Originally posted on 16 March 2018. Scroll down for news of the 2.4 updates.
InnoBright Technologies has released Altus 2.0, the latest update to its render denoising software, splitting the product into two editions: the GUI-based Altus Studio and the GUI/command line Altus ServerPro.
In separate news, the company has also released a dedicated version of the software for Redshift, while further integrations with Arnold and Nuke are
in beta now available.
Denoise renders generated in common third-party render engines as a post process
Launched in 2015, Altus automatically removes noise from ray traced images generated using Monte Carlo methods as a post process.
According to InnoBright, this combined rendering and post-processing workflow accelerates Monte Carlo renders by 200-1,200% over simply generating an equivalently noise-free image in the host render engine.
Although most of the key renderers with which it works, including V-Ray, Corona and RenderMan, now have their own native denoising systems, InnoBright claims that Altus generates higher-quality results, and sometimes does so faster than the native denoiser. You can see its benchmark tests here.
New separate editions for individual artists and larger studios
Although it’s a nice round number, Altus 2.0 doesn’t actually add new features: InnoBright puts out updates every few months, so it’s mainly bugfixes and performance improvements this time round.
What it does do is split the product into two editions: Altus Studio and Altus ServerPro.
Altus Studio is a node-locked, GUI-based edition of the software, aimed at individual artists. It’s priced equivalently to the original floating licence, at $299/year.
Altus ServerPro is aimed at studios looking to run Altus on a renderfarm, and combines Altus Studio with the original command-line denoiser. It’s a floating licence, and costs $399/year.
However, to judge from the newsletter, the update primarily focuses on performance improvements, with a new memory limiter “to allow Altus to internally select a max-tile-size for higher speeds”.
Altus ServerPro also now has “accelerated pre-processing”, and caches pre-processed frames in animations.
The GUI edition, Altus Studio, gets a “makeover”, with the option to preserve output and layer names, and full support for data and display windows.
Updated 8 August 2018: innoBright has released Altus 2.2.
The update focuses on reducing the file sizes for denoised images, introducing 10 alternative compression methods which the firm claims can shrink a file in EXR format by “up to 90% of its original size”.
Users can also now output at 16-bit colour depth as well as 32-bit, which should further reduce file size.
Again, the online changelog hasn’t been updated, but you can see a list of changes in this email newsletter.
Updated 17 October 2018: innoBright has released Altus 2.3. It’s mainly a workflow update, improving error reporting in Altus Studio and adding support for font scaling on Hi-DPI displays.
Updated 18 December 2018: innoBright has announced Altus 2.4. It pushes changes from previous releases to the Redshift edition of the renderer, as discussed in the firm’s email newsletter.
Updated 15 April 2019: innoBright has released new integration plugins for Houdini – it integrates denoising into the software directly as a COP node – and Clarisse.
Pricing and availability
Altus Studio and Altus ServerPro are available for 64-bit Windows 7 or later, Ubuntu 12.04 or CentOS 6.x Linux or later, and Mac OS X 10.9 or later. The software is rental-only.
Node-locked Altus Studio licences cost $299/year; floating Altus ServerPro licences cost $399/year.
The Redshift integration costs $149/year, the Arnold, Clarisse and Houdini integrations cost $199/year, and the Nuke integration costs $299/year.

====================

__Directions__.
**1)** From the Altus article, copy the passage starting with "Altus ServerPro is" and going on through "released Altus 2.2.".
**2)** In the Altus article, what form does the Houdini integration plugin use to build denoising directly into the software?

__Data provided__.

====================

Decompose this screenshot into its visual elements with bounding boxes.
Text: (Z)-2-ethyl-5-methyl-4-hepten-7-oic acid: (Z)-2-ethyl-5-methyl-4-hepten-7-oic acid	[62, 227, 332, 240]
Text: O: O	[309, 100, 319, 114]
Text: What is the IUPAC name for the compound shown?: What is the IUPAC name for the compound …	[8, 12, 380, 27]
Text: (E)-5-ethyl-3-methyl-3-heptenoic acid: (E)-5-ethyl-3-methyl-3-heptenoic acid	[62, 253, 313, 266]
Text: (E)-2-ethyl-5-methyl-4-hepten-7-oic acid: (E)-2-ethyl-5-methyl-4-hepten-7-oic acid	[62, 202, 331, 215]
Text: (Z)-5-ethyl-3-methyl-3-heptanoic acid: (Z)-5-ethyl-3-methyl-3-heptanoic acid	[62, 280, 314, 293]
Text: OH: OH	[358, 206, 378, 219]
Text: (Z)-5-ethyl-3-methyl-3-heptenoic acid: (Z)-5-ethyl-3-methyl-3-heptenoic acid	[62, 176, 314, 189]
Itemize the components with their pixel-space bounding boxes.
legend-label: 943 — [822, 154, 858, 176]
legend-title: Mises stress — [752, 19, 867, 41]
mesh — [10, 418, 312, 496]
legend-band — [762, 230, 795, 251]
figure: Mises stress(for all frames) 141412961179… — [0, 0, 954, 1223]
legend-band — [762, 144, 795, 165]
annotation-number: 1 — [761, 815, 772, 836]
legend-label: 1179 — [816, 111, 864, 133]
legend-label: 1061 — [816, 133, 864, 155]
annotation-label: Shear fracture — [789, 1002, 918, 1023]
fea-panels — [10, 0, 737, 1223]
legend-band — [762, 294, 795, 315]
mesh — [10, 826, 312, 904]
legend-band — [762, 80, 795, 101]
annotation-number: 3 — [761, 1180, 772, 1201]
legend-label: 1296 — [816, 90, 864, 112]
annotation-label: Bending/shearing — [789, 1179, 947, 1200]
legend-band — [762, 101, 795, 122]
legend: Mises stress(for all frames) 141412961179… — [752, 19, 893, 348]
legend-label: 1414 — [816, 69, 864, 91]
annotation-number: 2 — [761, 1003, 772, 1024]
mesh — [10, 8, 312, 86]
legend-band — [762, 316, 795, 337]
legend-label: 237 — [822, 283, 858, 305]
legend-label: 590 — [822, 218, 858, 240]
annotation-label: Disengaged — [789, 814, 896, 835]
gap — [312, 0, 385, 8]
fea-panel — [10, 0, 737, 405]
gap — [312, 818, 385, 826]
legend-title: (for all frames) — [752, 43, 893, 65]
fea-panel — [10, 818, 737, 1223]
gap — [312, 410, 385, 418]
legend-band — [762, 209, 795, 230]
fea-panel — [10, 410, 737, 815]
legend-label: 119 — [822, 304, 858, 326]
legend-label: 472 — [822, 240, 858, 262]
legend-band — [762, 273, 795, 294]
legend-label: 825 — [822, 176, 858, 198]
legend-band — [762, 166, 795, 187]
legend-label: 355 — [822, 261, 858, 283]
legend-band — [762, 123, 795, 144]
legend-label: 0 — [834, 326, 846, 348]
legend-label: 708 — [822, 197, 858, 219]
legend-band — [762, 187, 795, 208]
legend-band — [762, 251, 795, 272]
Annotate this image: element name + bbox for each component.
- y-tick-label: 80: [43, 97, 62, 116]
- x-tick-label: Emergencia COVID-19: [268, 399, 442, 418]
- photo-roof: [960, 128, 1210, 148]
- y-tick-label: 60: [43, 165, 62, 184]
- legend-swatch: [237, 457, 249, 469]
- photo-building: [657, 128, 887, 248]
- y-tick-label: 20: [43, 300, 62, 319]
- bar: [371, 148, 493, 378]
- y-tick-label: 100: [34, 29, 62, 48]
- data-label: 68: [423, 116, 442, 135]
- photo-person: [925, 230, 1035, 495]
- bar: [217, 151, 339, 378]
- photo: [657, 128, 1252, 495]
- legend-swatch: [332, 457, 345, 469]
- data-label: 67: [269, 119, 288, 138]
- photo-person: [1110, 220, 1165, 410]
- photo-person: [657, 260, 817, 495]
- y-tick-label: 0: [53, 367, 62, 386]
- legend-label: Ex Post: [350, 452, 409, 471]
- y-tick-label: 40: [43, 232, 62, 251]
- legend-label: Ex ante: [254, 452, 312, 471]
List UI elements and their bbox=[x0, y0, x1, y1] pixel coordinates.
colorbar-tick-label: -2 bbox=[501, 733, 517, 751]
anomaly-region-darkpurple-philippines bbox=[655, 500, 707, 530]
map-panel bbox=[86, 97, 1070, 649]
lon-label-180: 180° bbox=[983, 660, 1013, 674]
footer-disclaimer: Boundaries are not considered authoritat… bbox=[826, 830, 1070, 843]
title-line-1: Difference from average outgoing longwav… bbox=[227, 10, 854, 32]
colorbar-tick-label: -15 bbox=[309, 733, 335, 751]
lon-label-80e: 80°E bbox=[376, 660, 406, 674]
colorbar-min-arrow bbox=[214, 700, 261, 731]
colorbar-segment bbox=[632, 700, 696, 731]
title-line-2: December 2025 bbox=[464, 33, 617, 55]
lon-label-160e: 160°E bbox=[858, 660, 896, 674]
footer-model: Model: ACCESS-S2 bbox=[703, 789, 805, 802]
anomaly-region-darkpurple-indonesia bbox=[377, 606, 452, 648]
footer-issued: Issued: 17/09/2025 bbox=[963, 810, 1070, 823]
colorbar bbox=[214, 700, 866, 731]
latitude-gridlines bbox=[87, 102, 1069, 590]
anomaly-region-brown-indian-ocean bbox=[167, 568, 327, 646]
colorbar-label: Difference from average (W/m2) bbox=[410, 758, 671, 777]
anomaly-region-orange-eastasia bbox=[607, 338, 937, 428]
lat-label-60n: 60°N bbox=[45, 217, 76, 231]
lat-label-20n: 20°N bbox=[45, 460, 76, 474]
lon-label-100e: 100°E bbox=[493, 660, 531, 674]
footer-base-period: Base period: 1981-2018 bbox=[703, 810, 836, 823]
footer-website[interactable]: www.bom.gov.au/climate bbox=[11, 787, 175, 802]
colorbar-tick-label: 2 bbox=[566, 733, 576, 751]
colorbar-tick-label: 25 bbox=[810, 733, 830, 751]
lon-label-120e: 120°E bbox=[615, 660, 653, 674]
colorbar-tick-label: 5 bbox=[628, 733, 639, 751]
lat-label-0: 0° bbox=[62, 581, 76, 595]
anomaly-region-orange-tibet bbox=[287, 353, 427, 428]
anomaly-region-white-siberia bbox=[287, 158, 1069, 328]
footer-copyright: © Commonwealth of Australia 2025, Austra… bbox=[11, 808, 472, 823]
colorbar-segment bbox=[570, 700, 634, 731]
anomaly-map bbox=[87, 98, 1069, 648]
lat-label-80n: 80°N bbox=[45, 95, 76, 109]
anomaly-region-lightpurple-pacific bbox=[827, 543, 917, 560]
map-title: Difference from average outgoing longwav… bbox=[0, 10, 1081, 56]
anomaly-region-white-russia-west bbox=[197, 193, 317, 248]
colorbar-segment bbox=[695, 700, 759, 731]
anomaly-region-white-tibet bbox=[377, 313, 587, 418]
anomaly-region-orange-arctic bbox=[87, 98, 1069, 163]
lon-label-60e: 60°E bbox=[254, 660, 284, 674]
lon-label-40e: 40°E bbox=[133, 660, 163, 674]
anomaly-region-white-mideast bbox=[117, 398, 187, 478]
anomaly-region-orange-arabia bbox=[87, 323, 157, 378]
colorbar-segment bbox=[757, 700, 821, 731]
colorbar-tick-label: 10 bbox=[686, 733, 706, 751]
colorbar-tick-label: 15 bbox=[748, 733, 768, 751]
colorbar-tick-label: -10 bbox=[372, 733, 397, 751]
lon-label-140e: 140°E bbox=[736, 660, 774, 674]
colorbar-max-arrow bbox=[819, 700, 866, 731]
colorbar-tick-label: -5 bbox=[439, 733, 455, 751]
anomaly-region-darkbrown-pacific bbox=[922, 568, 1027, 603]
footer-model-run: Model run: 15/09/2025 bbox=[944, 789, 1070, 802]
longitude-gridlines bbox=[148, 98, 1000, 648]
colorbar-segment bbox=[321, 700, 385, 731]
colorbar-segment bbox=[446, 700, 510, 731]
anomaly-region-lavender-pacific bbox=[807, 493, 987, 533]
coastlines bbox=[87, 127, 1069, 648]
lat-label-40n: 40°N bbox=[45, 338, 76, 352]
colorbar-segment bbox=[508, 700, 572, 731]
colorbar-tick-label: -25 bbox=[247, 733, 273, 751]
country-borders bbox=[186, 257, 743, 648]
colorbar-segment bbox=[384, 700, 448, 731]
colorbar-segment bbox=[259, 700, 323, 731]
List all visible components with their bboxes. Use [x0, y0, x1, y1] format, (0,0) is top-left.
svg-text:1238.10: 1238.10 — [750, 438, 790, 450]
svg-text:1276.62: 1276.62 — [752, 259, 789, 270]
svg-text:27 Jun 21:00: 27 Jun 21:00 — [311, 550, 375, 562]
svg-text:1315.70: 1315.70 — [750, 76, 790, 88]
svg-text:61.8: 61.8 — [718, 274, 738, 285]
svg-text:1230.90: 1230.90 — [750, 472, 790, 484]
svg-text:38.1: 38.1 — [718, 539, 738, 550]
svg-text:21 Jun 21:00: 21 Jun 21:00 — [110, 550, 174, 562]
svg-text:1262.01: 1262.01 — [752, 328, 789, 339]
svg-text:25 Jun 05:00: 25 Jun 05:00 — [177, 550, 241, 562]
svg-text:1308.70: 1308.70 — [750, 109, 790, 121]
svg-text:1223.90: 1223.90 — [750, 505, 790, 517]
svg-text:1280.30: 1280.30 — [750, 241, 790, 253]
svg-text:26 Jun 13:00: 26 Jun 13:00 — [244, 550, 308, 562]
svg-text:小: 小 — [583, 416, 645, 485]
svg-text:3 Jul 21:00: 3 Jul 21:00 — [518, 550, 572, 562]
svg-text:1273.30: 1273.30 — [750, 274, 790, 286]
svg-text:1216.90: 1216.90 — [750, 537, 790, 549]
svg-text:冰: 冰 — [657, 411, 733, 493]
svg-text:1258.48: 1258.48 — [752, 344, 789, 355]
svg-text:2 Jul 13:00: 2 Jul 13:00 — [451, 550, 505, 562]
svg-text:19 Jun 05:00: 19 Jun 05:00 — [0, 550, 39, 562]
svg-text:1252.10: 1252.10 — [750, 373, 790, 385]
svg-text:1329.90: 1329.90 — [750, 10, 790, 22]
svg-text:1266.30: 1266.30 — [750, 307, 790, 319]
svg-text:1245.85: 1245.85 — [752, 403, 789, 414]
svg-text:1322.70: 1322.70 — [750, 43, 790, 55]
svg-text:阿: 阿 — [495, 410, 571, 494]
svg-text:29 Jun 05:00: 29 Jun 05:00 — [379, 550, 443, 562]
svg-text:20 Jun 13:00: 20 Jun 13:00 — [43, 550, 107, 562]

====================

__Solutions to each task__.
**1)**
Altus ServerPro is aimed at studios looking to run Altus on a renderfarm, and combines Altus Studio with the original command-line denoiser. It’s a floating licence, and costs $399/year.
However, to judge from the newsletter, the update primarily focuses on performance improvements, with a new memory limiter “to allow Altus to internally select a max-tile-size for higher speeds”.
Altus ServerPro also now has “accelerated pre-processing”, and caches pre-processed frames in animations.
The GUI edition, Altus Studio, gets a “makeover”, with the option to preserve output and layer names, and full support for data and display windows.
Updated 8 August 2018: innoBright has released Altus 2.2.

**2)** A COP node.